Jeffrey's Bay
The Early Surfing Years at J-Bay, South Africa
Retrospective written by Laurence Platt
This time
we 've done something a little out of the ordinary. Instead of my take
on what went down, we are honored to have Laurence Platt as guest
writer, recalling the early days of one of the planet's greatest surf
zones: Jeffrey's Bay, South Africa. A big thanks go out to
Laurence for sharing those emerald days...
Legend has it that the doyen of South African surfing, John Whitmore,
discovered the waves at Jeffrey's Bay in the late 1950s as he drove up
the famous N2 "Garden Route" between Cape Town and Port Elizabeth on a
business trip.
As he stood in amazement at the side of the road looking at an as yet
unmapped break through binoculars, it would have been extremely hard to
mistake those ruler edged corduroy lines perfectly wrapping around a
point, giving what could have been (taking all the component breaks into account) a 1.2 kilometer ride.
Unlike its soon to be world famous neighbor Cape St. Francis, Jeffrey's
Bay is a consistent break. The prevailing winds in the area are
offshore. The ocean bottom is formed largely of flat bedrock, rather
than of shifting sands, so that when a ground swell of almost any
height is amove (and the prevailing swell direction at Jeffreys's Bay
is also almost always optimal), Jeffrey's Bay works.
Following Bruce Brown's "The Endless Summer", the legend of the perfect
wave at Cape St. Francis grew, attracting surfers from other countries,
as well as us locals from around South Africa.
But Bruce's now infamous playful exaggeration -- that Cape St. Francis'
perfection is "always like this" -- proved to be disappointing. Not only does the
shifting sand bottom make Cape St. Francis iffy at best, but the winds
there are not prevailing offshore. Surfers visiting Cape St. Francis
found it often not working. So, being in the area anyway, they started
to explore nearby opportunities, and slowly the legends of nearby Seal
Point and Jeffrey's Bay were born and grew. And while Jeffrey's Bay has
never gained the worldwide renown that Cape St. Francis has for having
the perfect wave (regardless of that being true or it being false, but
such is the stuff of which legends are made), the consistency of
Jeffrey's Bay in terms of how often the breaks there really work became
legendary in and of itself.
Rodney Sumpter, the then British surfing champion, also showed up in
South Africa, traveling from town to town, hamlet to hamlet, showing
his own surfing movie, further popularizing the sport of surfing in
South Africa, and further forever sealing Jeffrey's Bay's fate as the
local surfers' secret spot which was known to and coveted by every
surfer in the world.

◆ DATASET EXCERPT:
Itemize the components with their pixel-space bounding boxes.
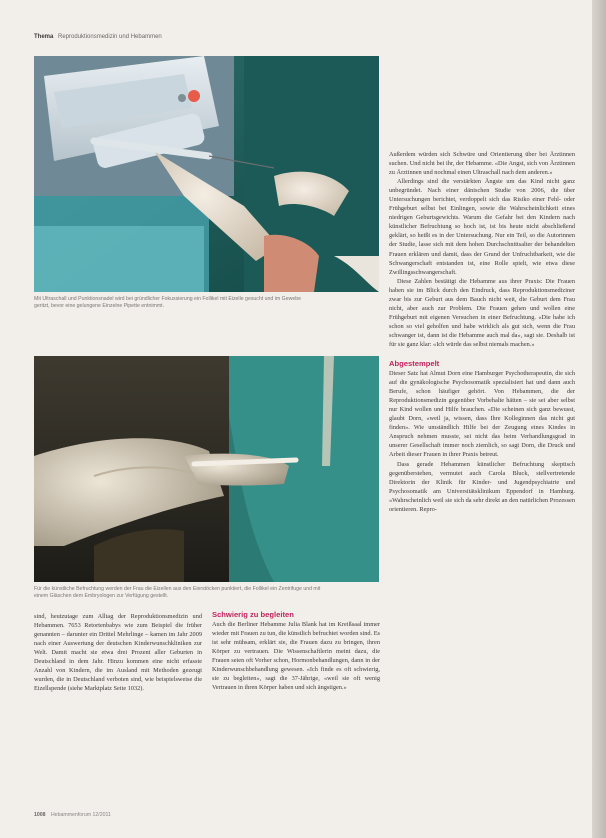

◆ WRITTEN REQUEST 1:
From the Jeffrey's Bay retrospective, reproduce word for word the part that opens with the words containing "Unlike its soon" and closes with "Jeffrey's Bay works.".
◆ WRITTEN REQUEST 2:
According to the Jeffrey's Bay retrospective, what is the ocean bottom at Jeffrey's Bay largely formed of?
◆ WRITTEN REQUEST 3:
List every person named in the Jeffrey's Bay retrospective.

◆ CORRECT ANSWER 1:
Unlike its soon to be world famous neighbor Cape St. Francis, Jeffrey's
Bay is a consistent break. The prevailing winds in the area are
offshore. The ocean bottom is formed largely of flat bedrock, rather
than of shifting sands, so that when a ground swell of almost any
height is amove (and the prevailing swell direction at Jeffreys's Bay
is also almost always optimal), Jeffrey's Bay works.

◆ CORRECT ANSWER 2:
Flat bedrock.

◆ CORRECT ANSWER 3:
Laurence Platt
John Whitmore
Bruce Brown
Rodney Sumpter